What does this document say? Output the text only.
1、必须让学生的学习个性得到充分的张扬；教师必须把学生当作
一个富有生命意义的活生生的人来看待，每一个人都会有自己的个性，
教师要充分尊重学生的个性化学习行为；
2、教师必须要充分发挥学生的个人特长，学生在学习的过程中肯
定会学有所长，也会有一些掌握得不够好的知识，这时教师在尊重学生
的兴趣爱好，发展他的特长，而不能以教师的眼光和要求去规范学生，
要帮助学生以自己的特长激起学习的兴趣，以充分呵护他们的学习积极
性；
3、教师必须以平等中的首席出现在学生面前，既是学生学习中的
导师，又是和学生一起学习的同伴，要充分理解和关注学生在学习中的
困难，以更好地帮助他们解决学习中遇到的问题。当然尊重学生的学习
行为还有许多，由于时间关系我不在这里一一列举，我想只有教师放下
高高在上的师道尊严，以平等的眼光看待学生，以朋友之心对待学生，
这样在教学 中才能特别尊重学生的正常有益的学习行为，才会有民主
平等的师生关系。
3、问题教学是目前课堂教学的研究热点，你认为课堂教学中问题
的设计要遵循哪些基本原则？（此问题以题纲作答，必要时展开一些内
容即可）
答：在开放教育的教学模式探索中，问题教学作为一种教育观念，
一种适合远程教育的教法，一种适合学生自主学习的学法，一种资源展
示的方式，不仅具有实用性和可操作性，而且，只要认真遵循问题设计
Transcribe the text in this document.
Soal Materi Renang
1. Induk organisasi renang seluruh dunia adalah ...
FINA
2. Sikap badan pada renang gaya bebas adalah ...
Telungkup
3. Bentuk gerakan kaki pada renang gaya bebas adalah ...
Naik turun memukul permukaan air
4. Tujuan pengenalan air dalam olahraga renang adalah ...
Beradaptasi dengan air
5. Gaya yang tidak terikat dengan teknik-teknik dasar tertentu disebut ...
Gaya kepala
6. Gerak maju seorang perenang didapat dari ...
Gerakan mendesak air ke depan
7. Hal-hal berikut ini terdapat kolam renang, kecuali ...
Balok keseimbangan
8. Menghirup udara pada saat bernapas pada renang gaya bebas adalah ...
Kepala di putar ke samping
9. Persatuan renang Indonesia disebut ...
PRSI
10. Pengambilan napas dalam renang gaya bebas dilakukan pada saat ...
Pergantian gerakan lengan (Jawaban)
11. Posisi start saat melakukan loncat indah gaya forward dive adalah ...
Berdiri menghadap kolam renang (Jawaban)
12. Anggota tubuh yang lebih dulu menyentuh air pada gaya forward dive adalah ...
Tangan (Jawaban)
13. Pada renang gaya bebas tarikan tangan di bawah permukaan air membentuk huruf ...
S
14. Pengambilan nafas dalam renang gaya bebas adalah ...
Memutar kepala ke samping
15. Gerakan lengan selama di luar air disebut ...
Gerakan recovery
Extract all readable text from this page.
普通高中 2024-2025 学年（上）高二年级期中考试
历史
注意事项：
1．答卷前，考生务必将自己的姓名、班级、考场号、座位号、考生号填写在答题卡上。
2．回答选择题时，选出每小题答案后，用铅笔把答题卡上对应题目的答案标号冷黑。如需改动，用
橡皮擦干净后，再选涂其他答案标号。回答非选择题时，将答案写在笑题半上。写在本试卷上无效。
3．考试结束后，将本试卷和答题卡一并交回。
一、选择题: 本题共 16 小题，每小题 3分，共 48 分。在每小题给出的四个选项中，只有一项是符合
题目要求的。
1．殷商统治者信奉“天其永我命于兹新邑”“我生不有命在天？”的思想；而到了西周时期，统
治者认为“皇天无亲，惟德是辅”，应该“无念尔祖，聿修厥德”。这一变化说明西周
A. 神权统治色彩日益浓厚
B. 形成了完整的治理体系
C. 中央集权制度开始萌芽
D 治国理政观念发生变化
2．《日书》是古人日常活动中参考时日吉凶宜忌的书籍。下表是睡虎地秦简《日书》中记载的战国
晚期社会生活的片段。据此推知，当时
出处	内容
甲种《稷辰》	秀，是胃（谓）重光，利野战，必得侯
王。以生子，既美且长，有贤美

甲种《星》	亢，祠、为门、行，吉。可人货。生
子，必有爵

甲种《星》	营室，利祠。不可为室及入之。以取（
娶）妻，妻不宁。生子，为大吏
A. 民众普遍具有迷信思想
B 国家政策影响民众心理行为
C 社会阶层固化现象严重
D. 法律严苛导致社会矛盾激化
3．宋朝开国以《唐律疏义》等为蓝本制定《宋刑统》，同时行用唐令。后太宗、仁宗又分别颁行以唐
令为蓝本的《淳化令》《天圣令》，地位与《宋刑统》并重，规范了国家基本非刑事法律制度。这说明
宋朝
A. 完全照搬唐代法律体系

Task to carry out
Your answer should consist only of the lines from the one with "Extract all readable text from this page." through the end of the data above, reproduced exactly.

Result below
Extract all readable text from this page.
普通高中 2024-2025 学年（上）高二年级期中考试
历史
注意事项：
1．答卷前，考生务必将自己的姓名、班级、考场号、座位号、考生号填写在答题卡上。
2．回答选择题时，选出每小题答案后，用铅笔把答题卡上对应题目的答案标号冷黑。如需改动，用
橡皮擦干净后，再选涂其他答案标号。回答非选择题时，将答案写在笑题半上。写在本试卷上无效。
3．考试结束后，将本试卷和答题卡一并交回。
一、选择题: 本题共 16 小题，每小题 3分，共 48 分。在每小题给出的四个选项中，只有一项是符合
题目要求的。
1．殷商统治者信奉“天其永我命于兹新邑”“我生不有命在天？”的思想；而到了西周时期，统
治者认为“皇天无亲，惟德是辅”，应该“无念尔祖，聿修厥德”。这一变化说明西周
A. 神权统治色彩日益浓厚
B. 形成了完整的治理体系
C. 中央集权制度开始萌芽
D 治国理政观念发生变化
2．《日书》是古人日常活动中参考时日吉凶宜忌的书籍。下表是睡虎地秦简《日书》中记载的战国
晚期社会生活的片段。据此推知，当时
出处	内容
甲种《稷辰》	秀，是胃（谓）重光，利野战，必得侯
王。以生子，既美且长，有贤美

甲种《星》	亢，祠、为门、行，吉。可人货。生
子，必有爵

甲种《星》	营室，利祠。不可为室及入之。以取（
娶）妻，妻不宁。生子，为大吏
A. 民众普遍具有迷信思想
B 国家政策影响民众心理行为
C 社会阶层固化现象严重
D. 法律严苛导致社会矛盾激化
3．宋朝开国以《唐律疏义》等为蓝本制定《宋刑统》，同时行用唐令。后太宗、仁宗又分别颁行以唐
令为蓝本的《淳化令》《天圣令》，地位与《宋刑统》并重，规范了国家基本非刑事法律制度。这说明
宋朝
A. 完全照搬唐代法律体系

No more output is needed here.